#### WRITTEN EXERCISE
Everything in the listing except the pictures should be written out exactly.

::::

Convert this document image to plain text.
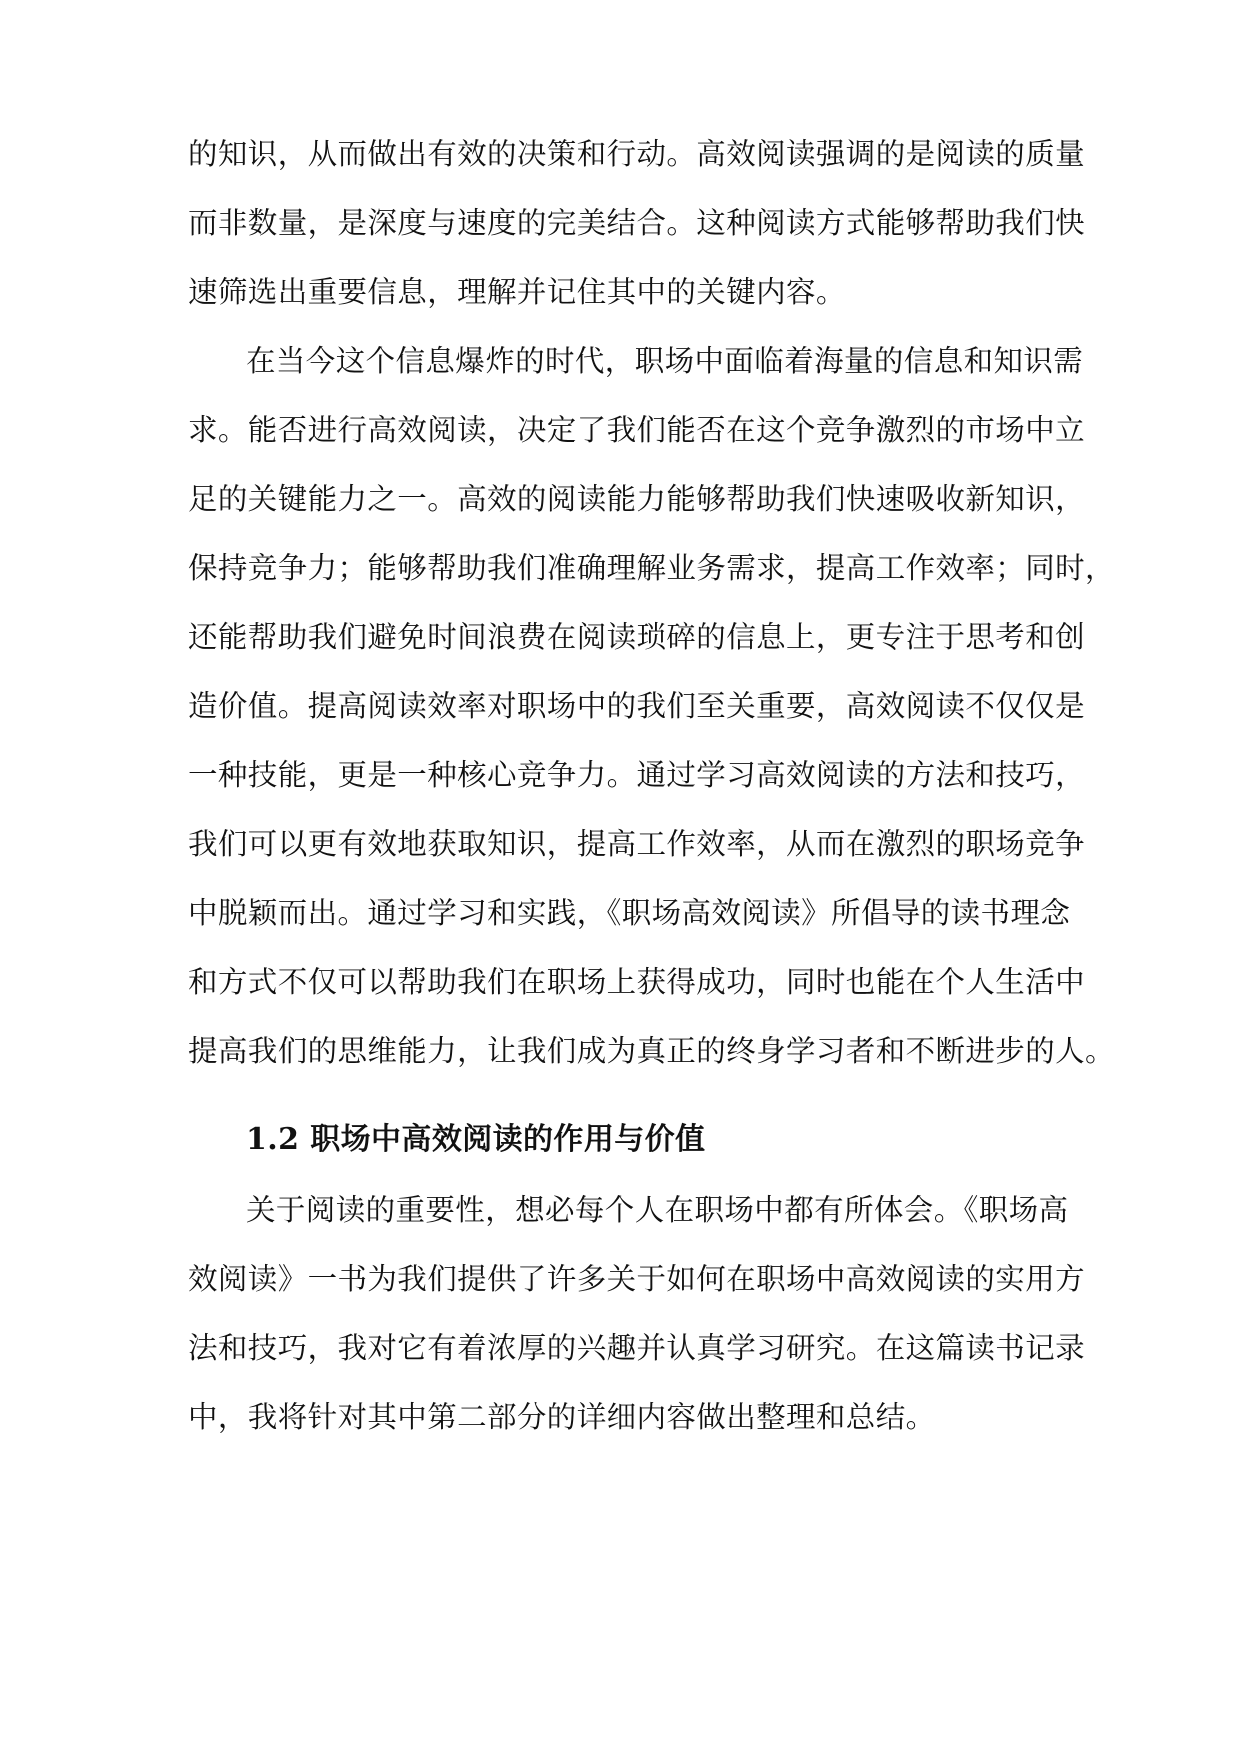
的知识，从而做出有效的决策和行动。高效阅读强调的是阅读的质量
而非数量，是深度与速度的完美结合。这种阅读方式能够帮助我们快
速筛选出重要信息，理解并记住其中的关键内容。
在当今这个信息爆炸的时代，职场中面临着海量的信息和知识需
求。能否进行高效阅读，决定了我们能否在这个竞争激烈的市场中立
足的关键能力之一。高效的阅读能力能够帮助我们快速吸收新知识，
保持竞争力；能够帮助我们准确理解业务需求，提高工作效率；同时，
还能帮助我们避免时间浪费在阅读琐碎的信息上，更专注于思考和创
造价值。提高阅读效率对职场中的我们至关重要，高效阅读不仅仅是
一种技能，更是一种核心竞争力。通过学习高效阅读的方法和技巧，
我们可以更有效地获取知识，提高工作效率，从而在激烈的职场竞争
中脱颖而出。通过学习和实践，《职场高效阅读》所倡导的读书理念
和方式不仅可以帮助我们在职场上获得成功，同时也能在个人生活中
提高我们的思维能力，让我们成为真正的终身学习者和不断进步的人。
1.2 职场中高效阅读的作用与价值
关于阅读的重要性，想必每个人在职场中都有所体会。《职场高
效阅读》一书为我们提供了许多关于如何在职场中高效阅读的实用方
法和技巧，我对它有着浓厚的兴趣并认真学习研究。在这篇读书记录
中，我将针对其中第二部分的详细内容做出整理和总结。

::::

#### WRITTEN RESPONSE
Convert this document image to plain text.
的知识，从而做出有效的决策和行动。高效阅读强调的是阅读的质量
而非数量，是深度与速度的完美结合。这种阅读方式能够帮助我们快
速筛选出重要信息，理解并记住其中的关键内容。
在当今这个信息爆炸的时代，职场中面临着海量的信息和知识需
求。能否进行高效阅读，决定了我们能否在这个竞争激烈的市场中立
足的关键能力之一。高效的阅读能力能够帮助我们快速吸收新知识，
保持竞争力；能够帮助我们准确理解业务需求，提高工作效率；同时，
还能帮助我们避免时间浪费在阅读琐碎的信息上，更专注于思考和创
造价值。提高阅读效率对职场中的我们至关重要，高效阅读不仅仅是
一种技能，更是一种核心竞争力。通过学习高效阅读的方法和技巧，
我们可以更有效地获取知识，提高工作效率，从而在激烈的职场竞争
中脱颖而出。通过学习和实践，《职场高效阅读》所倡导的读书理念
和方式不仅可以帮助我们在职场上获得成功，同时也能在个人生活中
提高我们的思维能力，让我们成为真正的终身学习者和不断进步的人。
1.2 职场中高效阅读的作用与价值
关于阅读的重要性，想必每个人在职场中都有所体会。《职场高
效阅读》一书为我们提供了许多关于如何在职场中高效阅读的实用方
法和技巧，我对它有着浓厚的兴趣并认真学习研究。在这篇读书记录
中，我将针对其中第二部分的详细内容做出整理和总结。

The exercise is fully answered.